The problem: Look through the data below. Collect every line where the word "dusted" occurs.

═══ Material shown

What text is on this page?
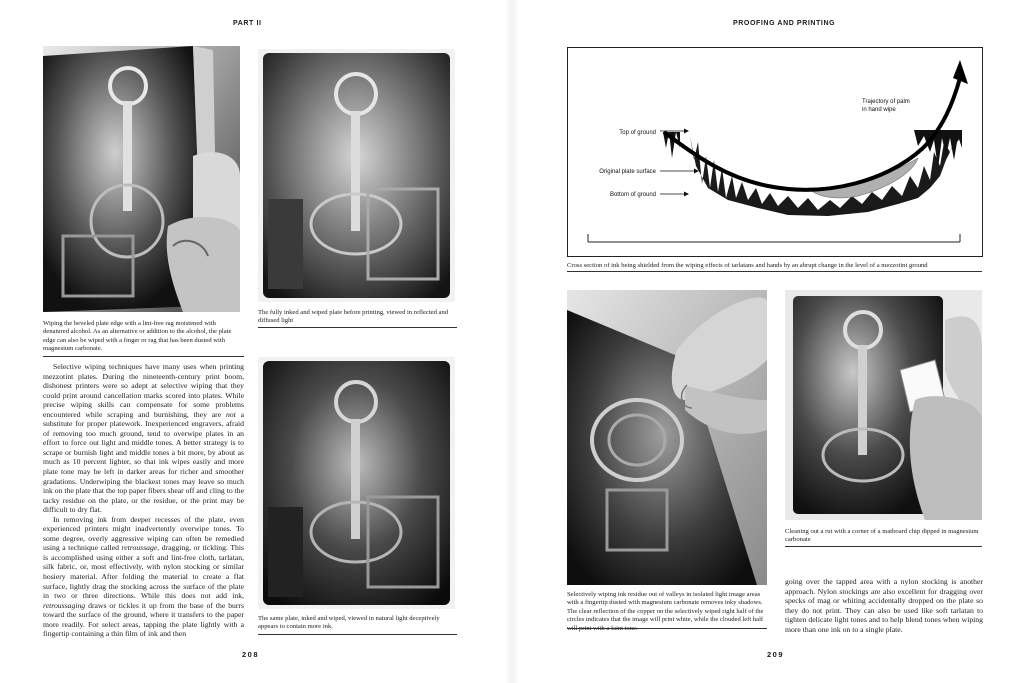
PART II
Wiping the beveled plate edge with a lint-free rag moistened with denatured alcohol. As an alternative or addition to the alcohol, the plate edge can also be wiped with a finger or rag that has been dusted with magnesium carbonate.
The fully inked and wiped plate before printing, viewed in reflected and diffused light
The same plate, inked and wiped, viewed in natural light deceptively appears to contain more ink.

Selective wiping techniques have many uses when printing mezzotint plates. During the nineteenth-century print boom, dishonest printers were so adept at selective wiping that they could print around cancellation marks scored into plates. While precise wiping skills can compensate for some problems encountered while scraping and burnishing, they are not a substitute for proper platework. Inexperienced engravers, afraid of removing too much ground, tend to overwipe plates in an effort to force out light and middle tones. A better strategy is to scrape or burnish light and middle tones a bit more, by about as much as 10 percent lighter, so that ink wipes easily and more plate tone may be left in darker areas for richer and smoother gradations. Underwiping the blackest tones may leave so much ink on the plate that the top paper fibers shear off and cling to the tacky residue on the plate, or the residue, or the print may be difficult to dry flat.

In removing ink from deeper recesses of the plate, even experienced printers might inadvertently overwipe tones. To some degree, overly aggressive wiping can often be remedied using a technique called retroussage, dragging, or tickling. This is accomplished using either a soft and lint-free cloth, tarlatan, silk fabric, or, most effectively, with nylon stocking or similar hosiery material. After folding the material to create a flat surface, lightly drag the stocking across the surface of the plate in two or three directions. While this does not add ink, retroussaging draws or tickles it up from the base of the burrs toward the surface of the ground, where it transfers to the paper more readily. For select areas, tapping the plate lightly with a fingertip containing a thin film of ink and then

208
PROOFING AND PRINTING
Top of ground
Original plate surface
Bottom of ground
Trajectory of palm
in hand wipe
Cross section of ink being shielded from the wiping effects of tarlatans and hands by an abrupt change in the level of a mezzotint ground
Selectively wiping ink residue out of valleys in isolated light image areas with a fingertip dusted with magnesium carbonate removes inky shadows. The clear reflection of the copper on the selectively wiped right half of the circles indicates that the image will print white, while the clouded left half will print with a faint tone.
Cleaning out a rut with a corner of a matboard chip dipped in magnesium carbonate

going over the tapped area with a nylon stocking is another approach. Nylon stockings are also excellent for dragging over specks of mag or whiting accidentally dropped on the plate so they do not print. They can also be used like soft tarlatan to tighten delicate light tones and to help blend tones when wiping more than one ink on to a single plate.

209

══════

Answer to this exercise:
Wiping the beveled plate edge with a lint-free rag moistened with denatured alcohol. As an alternative or addition to the alcohol, the plate edge can also be wiped with a finger or rag that has been dusted with magnesium carbonate.
Selectively wiping ink residue out of valleys in isolated light image areas with a fingertip dusted with magnesium carbonate removes inky shadows. The clear reflection of the copper on the selectively wiped right half of the circles indicates that the image will print white, while the clouded left half will print with a faint tone.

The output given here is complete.